- [Task directions] Copy all of the records below verbatim.

Extracted records
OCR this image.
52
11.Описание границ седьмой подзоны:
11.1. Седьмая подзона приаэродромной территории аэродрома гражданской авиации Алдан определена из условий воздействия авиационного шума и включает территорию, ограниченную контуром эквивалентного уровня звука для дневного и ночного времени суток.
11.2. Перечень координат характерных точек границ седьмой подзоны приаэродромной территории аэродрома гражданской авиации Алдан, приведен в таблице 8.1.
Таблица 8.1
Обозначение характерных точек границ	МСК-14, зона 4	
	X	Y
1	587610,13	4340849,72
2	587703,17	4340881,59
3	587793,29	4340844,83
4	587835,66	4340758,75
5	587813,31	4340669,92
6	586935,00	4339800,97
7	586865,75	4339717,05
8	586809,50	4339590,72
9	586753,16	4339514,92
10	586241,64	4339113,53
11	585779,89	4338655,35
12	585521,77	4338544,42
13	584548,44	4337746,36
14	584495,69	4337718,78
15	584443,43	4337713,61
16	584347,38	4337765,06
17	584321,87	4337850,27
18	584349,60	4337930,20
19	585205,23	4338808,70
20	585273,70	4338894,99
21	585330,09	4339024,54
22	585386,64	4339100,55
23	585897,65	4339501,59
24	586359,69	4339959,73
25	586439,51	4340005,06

- [Problem solution]
OCR this image.
52
11.Описание границ седьмой подзоны:
11.1. Седьмая подзона приаэродромной территории аэродрома гражданской авиации Алдан определена из условий воздействия авиационного шума и включает территорию, ограниченную контуром эквивалентного уровня звука для дневного и ночного времени суток.
11.2. Перечень координат характерных точек границ седьмой подзоны приаэродромной территории аэродрома гражданской авиации Алдан, приведен в таблице 8.1.
Таблица 8.1
Обозначение характерных точек границ	МСК-14, зона 4	
	X	Y
1	587610,13	4340849,72
2	587703,17	4340881,59
3	587793,29	4340844,83
4	587835,66	4340758,75
5	587813,31	4340669,92
6	586935,00	4339800,97
7	586865,75	4339717,05
8	586809,50	4339590,72
9	586753,16	4339514,92
10	586241,64	4339113,53
11	585779,89	4338655,35
12	585521,77	4338544,42
13	584548,44	4337746,36
14	584495,69	4337718,78
15	584443,43	4337713,61
16	584347,38	4337765,06
17	584321,87	4337850,27
18	584349,60	4337930,20
19	585205,23	4338808,70
20	585273,70	4338894,99
21	585330,09	4339024,54
22	585386,64	4339100,55
23	585897,65	4339501,59
24	586359,69	4339959,73
25	586439,51	4340005,06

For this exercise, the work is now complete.